--- Start DATA ROWS ---
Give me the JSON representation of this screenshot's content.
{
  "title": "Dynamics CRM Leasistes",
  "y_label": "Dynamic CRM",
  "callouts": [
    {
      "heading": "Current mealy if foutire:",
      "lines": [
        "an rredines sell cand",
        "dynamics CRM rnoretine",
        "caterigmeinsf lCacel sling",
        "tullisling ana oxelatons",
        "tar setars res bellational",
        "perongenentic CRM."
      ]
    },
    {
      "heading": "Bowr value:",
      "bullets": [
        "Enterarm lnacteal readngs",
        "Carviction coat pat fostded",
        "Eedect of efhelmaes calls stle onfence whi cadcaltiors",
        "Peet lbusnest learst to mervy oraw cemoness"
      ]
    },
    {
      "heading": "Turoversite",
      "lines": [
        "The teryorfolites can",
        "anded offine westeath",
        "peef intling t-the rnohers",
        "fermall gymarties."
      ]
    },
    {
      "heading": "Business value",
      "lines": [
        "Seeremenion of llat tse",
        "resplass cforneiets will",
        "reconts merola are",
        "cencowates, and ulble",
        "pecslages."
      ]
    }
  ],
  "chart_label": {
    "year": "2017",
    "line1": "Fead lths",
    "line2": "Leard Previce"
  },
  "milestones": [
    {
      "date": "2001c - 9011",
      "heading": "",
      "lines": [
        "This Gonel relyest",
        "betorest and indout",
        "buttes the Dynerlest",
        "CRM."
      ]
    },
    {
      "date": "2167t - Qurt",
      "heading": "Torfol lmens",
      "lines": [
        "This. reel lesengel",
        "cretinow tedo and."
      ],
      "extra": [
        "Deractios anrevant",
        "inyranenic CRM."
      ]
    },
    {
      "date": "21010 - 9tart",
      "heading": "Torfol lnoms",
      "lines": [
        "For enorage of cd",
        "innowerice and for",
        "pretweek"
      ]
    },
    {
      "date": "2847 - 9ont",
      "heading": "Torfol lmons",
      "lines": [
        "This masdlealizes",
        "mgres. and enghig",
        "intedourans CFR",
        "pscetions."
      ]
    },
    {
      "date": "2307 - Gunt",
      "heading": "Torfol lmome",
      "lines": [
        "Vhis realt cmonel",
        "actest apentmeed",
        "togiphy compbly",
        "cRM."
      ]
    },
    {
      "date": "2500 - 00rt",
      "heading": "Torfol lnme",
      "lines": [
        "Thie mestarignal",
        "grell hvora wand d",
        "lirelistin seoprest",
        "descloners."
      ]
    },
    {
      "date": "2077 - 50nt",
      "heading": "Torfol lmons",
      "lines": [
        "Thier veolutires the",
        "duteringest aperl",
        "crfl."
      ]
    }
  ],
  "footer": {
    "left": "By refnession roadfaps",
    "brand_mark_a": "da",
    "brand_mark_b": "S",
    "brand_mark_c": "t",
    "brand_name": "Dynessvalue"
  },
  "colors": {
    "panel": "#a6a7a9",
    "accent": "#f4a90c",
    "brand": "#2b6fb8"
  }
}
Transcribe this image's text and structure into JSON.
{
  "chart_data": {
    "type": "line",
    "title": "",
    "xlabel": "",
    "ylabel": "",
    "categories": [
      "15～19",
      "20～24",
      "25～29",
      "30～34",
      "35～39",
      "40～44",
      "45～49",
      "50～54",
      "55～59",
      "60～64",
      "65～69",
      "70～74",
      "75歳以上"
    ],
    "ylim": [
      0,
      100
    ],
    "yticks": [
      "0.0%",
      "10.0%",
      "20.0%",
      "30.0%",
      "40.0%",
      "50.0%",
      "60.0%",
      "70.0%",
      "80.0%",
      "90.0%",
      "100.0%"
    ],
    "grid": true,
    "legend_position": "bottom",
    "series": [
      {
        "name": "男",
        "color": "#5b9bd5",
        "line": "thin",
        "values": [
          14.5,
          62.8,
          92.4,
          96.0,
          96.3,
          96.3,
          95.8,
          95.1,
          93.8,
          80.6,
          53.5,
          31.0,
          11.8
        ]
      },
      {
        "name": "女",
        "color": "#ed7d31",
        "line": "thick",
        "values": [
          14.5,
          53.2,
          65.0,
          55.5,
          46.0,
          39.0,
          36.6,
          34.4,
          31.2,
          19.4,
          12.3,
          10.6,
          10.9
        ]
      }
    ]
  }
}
--- End DATA ROWS ---
▸ EXERCISE REQUIREMENTS
Repeat, without change, each line of the data above from the one that contains "Transcribe this image's" through the final line, counting both.

▸ COMPLETE RESPONSE
Transcribe this image's text and structure into JSON.
{
  "chart_data": {
    "type": "line",
    "title": "",
    "xlabel": "",
    "ylabel": "",
    "categories": [
      "15～19",
      "20～24",
      "25～29",
      "30～34",
      "35～39",
      "40～44",
      "45～49",
      "50～54",
      "55～59",
      "60～64",
      "65～69",
      "70～74",
      "75歳以上"
    ],
    "ylim": [
      0,
      100
    ],
    "yticks": [
      "0.0%",
      "10.0%",
      "20.0%",
      "30.0%",
      "40.0%",
      "50.0%",
      "60.0%",
      "70.0%",
      "80.0%",
      "90.0%",
      "100.0%"
    ],
    "grid": true,
    "legend_position": "bottom",
    "series": [
      {
        "name": "男",
        "color": "#5b9bd5",
        "line": "thin",
        "values": [
          14.5,
          62.8,
          92.4,
          96.0,
          96.3,
          96.3,
          95.8,
          95.1,
          93.8,
          80.6,
          53.5,
          31.0,
          11.8
        ]
      },
      {
        "name": "女",
        "color": "#ed7d31",
        "line": "thick",
        "values": [
          14.5,
          53.2,
          65.0,
          55.5,
          46.0,
          39.0,
          36.6,
          34.4,
          31.2,
          19.4,
          12.3,
          10.6,
          10.9
        ]
      }
    ]
  }
}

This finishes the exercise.